課題の内容: 楽天ラクマのAI出品サポート機能を紹介するページ抜粋から、現時点の対応カテゴリをすべて挙げてください。

Google、楽天、OpenAIといったプラットフォームに加え、MakeShop、カラーミー、ShopifyなどのASP、さらに法律・規制、物流、決済、マーケティングといったEC事業に関わる幅広い分野を対象に、事業者の皆さまが押さえておきたい最新動向をまとめています。
① 新AI機能「楽天ラクマ」で出品を自動サポート
2025年10月9日、楽天グループはフリマアプリ「楽天ラクマ」において、AI技術を活用した出品サポート機能の提供を開始しました。
この機能は、出品者が登録した画像をAIで解析し、最適なカテゴリ・商品名・説明文の候補を自動で提案するものです。さらに、楽天が保持する数千万点のデータベースや、ブランドリユース大手・コメ兵が年間約240万点を流通させて蓄積したデータも活用し、100以上のラグジュアリーブランド情報を提案可能としています。この機能により、出品者は入力の手間を大幅に削減できるようになります。
3つのポイント
- 事業者にとってのインパクト
出品のハードルが下がることで、初心者や個人出品者の利用意欲が高まります。特に、商品説明やカテゴリ選定に迷う事業者にとって効率化をもたらします。 - 市場の広がり
「ラクマ最強鑑定」で提携する株式会社コメ兵が年間約240万点を流通させており、このデータを活用することで100以上のラグジュアリーブランド情報を提案できます。 - 今後の見通しや注意点
対応カテゴリは現在「レディース」「メンズ」「コスメ/美容」「エンタメ/ホビー」「スマホ/家電/カメラ」に限られていますが、今後拡大予定です。一方で、AI提案の精度や誤提案リスクが課題となるため、ユーザー側の確認プロセス整備が重要です。

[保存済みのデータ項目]
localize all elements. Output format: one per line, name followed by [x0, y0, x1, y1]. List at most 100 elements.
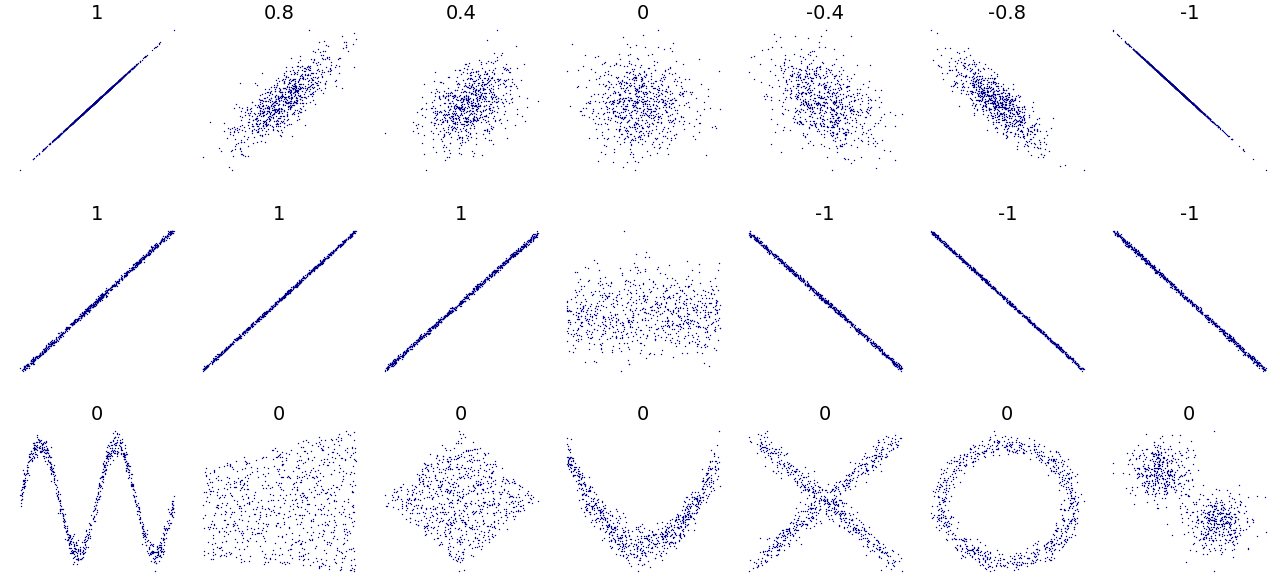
Point	[957, 258, 978, 267]
Point	[1126, 48, 1147, 57]
Point	[142, 243, 163, 252]
Point	[334, 238, 355, 247]
Point	[229, 333, 250, 342]
Point	[957, 260, 978, 269]
Point	[699, 489, 719, 498]
Point	[14, 478, 35, 487]
Point	[925, 522, 946, 531]
Point	[873, 349, 893, 359]
Point	[933, 494, 954, 503]
Point	[324, 453, 344, 463]
Point	[83, 99, 104, 109]
Point	[1161, 79, 1181, 88]
Point	[77, 305, 97, 314]
Point	[154, 528, 174, 537]
Point	[393, 352, 413, 361]
Point	[1142, 61, 1162, 71]
Point	[614, 530, 635, 540]
Point	[55, 510, 76, 519]
Point	[979, 547, 1000, 557]
Point	[659, 102, 680, 111]
Point	[649, 83, 669, 92]
Point	[225, 478, 246, 487]
Point	[1171, 288, 1192, 298]
Point	[302, 82, 323, 91]
Point	[1000, 551, 1020, 561]
Point	[462, 287, 483, 296]
Point	[142, 244, 163, 253]
Point	[820, 81, 841, 91]
Point	[278, 472, 298, 481]
Point	[61, 119, 82, 128]
Point	[960, 546, 980, 555]
Point	[809, 71, 829, 81]
Point	[109, 75, 129, 85]
Point	[59, 531, 79, 541]
Point	[1056, 350, 1076, 359]
Point	[220, 460, 241, 470]
Point	[481, 467, 502, 477]
Point	[264, 98, 284, 107]
Point	[1161, 466, 1181, 475]
Point	[844, 89, 864, 99]
Point	[969, 450, 989, 459]
Point	[957, 258, 978, 267]
Point	[68, 315, 88, 324]
Point	[280, 102, 301, 112]
Point	[845, 459, 865, 468]
Point	[456, 94, 476, 103]
Point	[804, 500, 824, 510]
Point	[1119, 242, 1139, 252]
Point	[584, 324, 604, 333]
Point	[1041, 336, 1061, 346]
Point	[658, 103, 678, 112]
Point	[307, 260, 328, 269]
Point	[270, 113, 291, 123]
Point	[884, 360, 905, 370]
Point	[634, 98, 654, 107]
Point	[591, 120, 612, 129]
Point	[238, 325, 259, 334]
Point	[1143, 465, 1164, 474]
Point	[1149, 267, 1170, 276]
Point	[1023, 319, 1043, 329]
Point	[228, 333, 248, 342]
Point	[867, 544, 887, 553]
Point	[1201, 314, 1221, 324]
Point	[474, 276, 494, 286]
Point	[458, 58, 479, 68]
Point	[70, 554, 91, 564]
Point	[1004, 115, 1024, 124]
Point	[1034, 553, 1055, 562]
Point	[312, 525, 333, 534]
Point	[977, 554, 997, 564]
Point	[645, 89, 666, 99]
Point	[393, 350, 413, 360]
Point	[991, 120, 1011, 130]
Point	[319, 42, 339, 51]
Point	[79, 520, 100, 529]
Point	[1025, 130, 1046, 139]
Point	[486, 262, 507, 272]
Point	[1176, 93, 1197, 102]
Point	[56, 522, 77, 531]
Point	[56, 124, 77, 134]
Point	[600, 96, 621, 106]
Point	[259, 107, 279, 116]
Point	[699, 334, 719, 343]
Point	[116, 68, 137, 78]
Point	[782, 465, 803, 475]
Point	[88, 481, 109, 490]
Point	[887, 436, 908, 446]
Point	[788, 67, 809, 77]
Point	[608, 91, 628, 100]
Point	[430, 517, 451, 526]
Point	[809, 506, 829, 515]
Point	[1059, 352, 1079, 361]
Point	[50, 332, 70, 342]
Point	[607, 530, 627, 539]
Point	[15, 474, 36, 483]
Point	[1033, 327, 1053, 336]
Point	[440, 547, 461, 556]
Point	[252, 311, 273, 321]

解答:
- レディース
- メンズ
- コスメ/美容
- エンタメ/ホビー
- スマホ/家電/カメラ